━━━━━ Provided entries
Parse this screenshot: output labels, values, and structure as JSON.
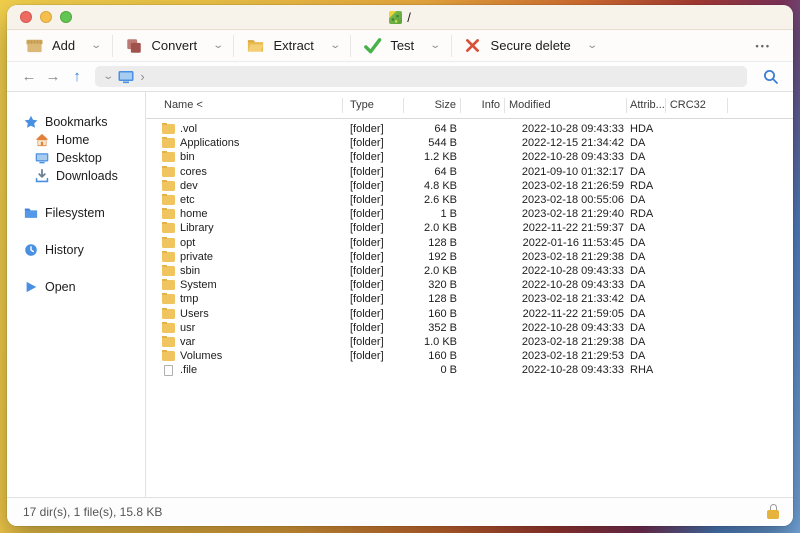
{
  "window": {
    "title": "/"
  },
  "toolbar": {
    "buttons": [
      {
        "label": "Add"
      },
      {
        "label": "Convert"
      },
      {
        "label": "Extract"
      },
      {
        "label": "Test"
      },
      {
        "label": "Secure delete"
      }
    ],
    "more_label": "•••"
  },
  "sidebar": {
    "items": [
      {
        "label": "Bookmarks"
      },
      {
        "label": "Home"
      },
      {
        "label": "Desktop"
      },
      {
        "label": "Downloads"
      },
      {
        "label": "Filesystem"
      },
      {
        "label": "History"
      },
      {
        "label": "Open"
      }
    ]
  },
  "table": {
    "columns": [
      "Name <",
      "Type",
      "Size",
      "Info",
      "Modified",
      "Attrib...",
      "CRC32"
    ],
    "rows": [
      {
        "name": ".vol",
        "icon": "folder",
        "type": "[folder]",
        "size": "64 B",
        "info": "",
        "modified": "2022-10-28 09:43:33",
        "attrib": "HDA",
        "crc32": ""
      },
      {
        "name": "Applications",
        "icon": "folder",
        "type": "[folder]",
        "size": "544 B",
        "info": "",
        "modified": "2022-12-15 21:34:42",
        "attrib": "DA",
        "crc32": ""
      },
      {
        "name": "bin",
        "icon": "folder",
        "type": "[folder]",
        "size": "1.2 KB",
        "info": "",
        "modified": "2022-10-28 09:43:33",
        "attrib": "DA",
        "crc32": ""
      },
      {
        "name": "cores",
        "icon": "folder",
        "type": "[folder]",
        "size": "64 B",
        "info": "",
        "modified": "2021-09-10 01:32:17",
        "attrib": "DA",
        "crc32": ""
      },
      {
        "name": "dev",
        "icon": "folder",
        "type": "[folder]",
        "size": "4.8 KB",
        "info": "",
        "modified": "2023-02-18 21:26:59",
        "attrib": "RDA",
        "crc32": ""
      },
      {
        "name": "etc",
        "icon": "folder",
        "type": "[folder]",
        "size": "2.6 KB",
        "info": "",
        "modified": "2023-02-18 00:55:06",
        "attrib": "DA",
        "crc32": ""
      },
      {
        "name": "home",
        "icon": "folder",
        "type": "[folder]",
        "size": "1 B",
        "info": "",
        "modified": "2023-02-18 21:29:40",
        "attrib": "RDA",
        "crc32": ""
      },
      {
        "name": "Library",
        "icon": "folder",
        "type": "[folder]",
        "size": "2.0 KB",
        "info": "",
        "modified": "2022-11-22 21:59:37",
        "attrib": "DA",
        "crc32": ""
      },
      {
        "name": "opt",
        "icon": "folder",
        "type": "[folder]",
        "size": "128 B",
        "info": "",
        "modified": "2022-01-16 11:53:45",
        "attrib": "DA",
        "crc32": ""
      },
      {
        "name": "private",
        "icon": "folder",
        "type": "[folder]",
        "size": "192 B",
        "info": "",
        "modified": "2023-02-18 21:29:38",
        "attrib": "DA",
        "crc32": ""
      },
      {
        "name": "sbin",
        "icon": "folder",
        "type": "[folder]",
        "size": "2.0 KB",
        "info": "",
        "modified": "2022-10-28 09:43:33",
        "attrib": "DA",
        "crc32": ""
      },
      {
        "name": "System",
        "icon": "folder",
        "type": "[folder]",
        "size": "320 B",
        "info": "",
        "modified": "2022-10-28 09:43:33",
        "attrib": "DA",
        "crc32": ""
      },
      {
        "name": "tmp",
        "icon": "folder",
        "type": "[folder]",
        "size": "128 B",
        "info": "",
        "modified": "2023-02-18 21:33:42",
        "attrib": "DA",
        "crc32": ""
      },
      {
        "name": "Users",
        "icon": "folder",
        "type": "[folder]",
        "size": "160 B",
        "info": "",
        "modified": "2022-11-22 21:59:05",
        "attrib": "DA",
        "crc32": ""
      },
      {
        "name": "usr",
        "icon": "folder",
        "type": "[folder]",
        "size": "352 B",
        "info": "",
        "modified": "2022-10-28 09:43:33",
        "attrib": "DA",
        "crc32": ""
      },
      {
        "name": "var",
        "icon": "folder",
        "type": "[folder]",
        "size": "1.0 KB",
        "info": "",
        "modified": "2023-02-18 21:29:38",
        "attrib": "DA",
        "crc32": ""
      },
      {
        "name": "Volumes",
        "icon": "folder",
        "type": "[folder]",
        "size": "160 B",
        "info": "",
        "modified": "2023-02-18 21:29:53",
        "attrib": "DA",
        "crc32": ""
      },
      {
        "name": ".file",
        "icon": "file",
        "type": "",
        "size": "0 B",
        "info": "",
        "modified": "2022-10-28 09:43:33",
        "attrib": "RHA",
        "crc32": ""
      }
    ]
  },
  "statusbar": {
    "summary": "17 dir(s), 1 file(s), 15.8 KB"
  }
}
━━━━━━━━━━
» **What this task involves**
Return all of the data exactly as written, and drop the pictures.

» **Correct answer**
Parse this screenshot: output labels, values, and structure as JSON.
{
  "window": {
    "title": "/"
  },
  "toolbar": {
    "buttons": [
      {
        "label": "Add"
      },
      {
        "label": "Convert"
      },
      {
        "label": "Extract"
      },
      {
        "label": "Test"
      },
      {
        "label": "Secure delete"
      }
    ],
    "more_label": "•••"
  },
  "sidebar": {
    "items": [
      {
        "label": "Bookmarks"
      },
      {
        "label": "Home"
      },
      {
        "label": "Desktop"
      },
      {
        "label": "Downloads"
      },
      {
        "label": "Filesystem"
      },
      {
        "label": "History"
      },
      {
        "label": "Open"
      }
    ]
  },
  "table": {
    "columns": [
      "Name <",
      "Type",
      "Size",
      "Info",
      "Modified",
      "Attrib...",
      "CRC32"
    ],
    "rows": [
      {
        "name": ".vol",
        "icon": "folder",
        "type": "[folder]",
        "size": "64 B",
        "info": "",
        "modified": "2022-10-28 09:43:33",
        "attrib": "HDA",
        "crc32": ""
      },
      {
        "name": "Applications",
        "icon": "folder",
        "type": "[folder]",
        "size": "544 B",
        "info": "",
        "modified": "2022-12-15 21:34:42",
        "attrib": "DA",
        "crc32": ""
      },
      {
        "name": "bin",
        "icon": "folder",
        "type": "[folder]",
        "size": "1.2 KB",
        "info": "",
        "modified": "2022-10-28 09:43:33",
        "attrib": "DA",
        "crc32": ""
      },
      {
        "name": "cores",
        "icon": "folder",
        "type": "[folder]",
        "size": "64 B",
        "info": "",
        "modified": "2021-09-10 01:32:17",
        "attrib": "DA",
        "crc32": ""
      },
      {
        "name": "dev",
        "icon": "folder",
        "type": "[folder]",
        "size": "4.8 KB",
        "info": "",
        "modified": "2023-02-18 21:26:59",
        "attrib": "RDA",
        "crc32": ""
      },
      {
        "name": "etc",
        "icon": "folder",
        "type": "[folder]",
        "size": "2.6 KB",
        "info": "",
        "modified": "2023-02-18 00:55:06",
        "attrib": "DA",
        "crc32": ""
      },
      {
        "name": "home",
        "icon": "folder",
        "type": "[folder]",
        "size": "1 B",
        "info": "",
        "modified": "2023-02-18 21:29:40",
        "attrib": "RDA",
        "crc32": ""
      },
      {
        "name": "Library",
        "icon": "folder",
        "type": "[folder]",
        "size": "2.0 KB",
        "info": "",
        "modified": "2022-11-22 21:59:37",
        "attrib": "DA",
        "crc32": ""
      },
      {
        "name": "opt",
        "icon": "folder",
        "type": "[folder]",
        "size": "128 B",
        "info": "",
        "modified": "2022-01-16 11:53:45",
        "attrib": "DA",
        "crc32": ""
      },
      {
        "name": "private",
        "icon": "folder",
        "type": "[folder]",
        "size": "192 B",
        "info": "",
        "modified": "2023-02-18 21:29:38",
        "attrib": "DA",
        "crc32": ""
      },
      {
        "name": "sbin",
        "icon": "folder",
        "type": "[folder]",
        "size": "2.0 KB",
        "info": "",
        "modified": "2022-10-28 09:43:33",
        "attrib": "DA",
        "crc32": ""
      },
      {
        "name": "System",
        "icon": "folder",
        "type": "[folder]",
        "size": "320 B",
        "info": "",
        "modified": "2022-10-28 09:43:33",
        "attrib": "DA",
        "crc32": ""
      },
      {
        "name": "tmp",
        "icon": "folder",
        "type": "[folder]",
        "size": "128 B",
        "info": "",
        "modified": "2023-02-18 21:33:42",
        "attrib": "DA",
        "crc32": ""
      },
      {
        "name": "Users",
        "icon": "folder",
        "type": "[folder]",
        "size": "160 B",
        "info": "",
        "modified": "2022-11-22 21:59:05",
        "attrib": "DA",
        "crc32": ""
      },
      {
        "name": "usr",
        "icon": "folder",
        "type": "[folder]",
        "size": "352 B",
        "info": "",
        "modified": "2022-10-28 09:43:33",
        "attrib": "DA",
        "crc32": ""
      },
      {
        "name": "var",
        "icon": "folder",
        "type": "[folder]",
        "size": "1.0 KB",
        "info": "",
        "modified": "2023-02-18 21:29:38",
        "attrib": "DA",
        "crc32": ""
      },
      {
        "name": "Volumes",
        "icon": "folder",
        "type": "[folder]",
        "size": "160 B",
        "info": "",
        "modified": "2023-02-18 21:29:53",
        "attrib": "DA",
        "crc32": ""
      },
      {
        "name": ".file",
        "icon": "file",
        "type": "",
        "size": "0 B",
        "info": "",
        "modified": "2022-10-28 09:43:33",
        "attrib": "RHA",
        "crc32": ""
      }
    ]
  },
  "statusbar": {
    "summary": "17 dir(s), 1 file(s), 15.8 KB"
  }
}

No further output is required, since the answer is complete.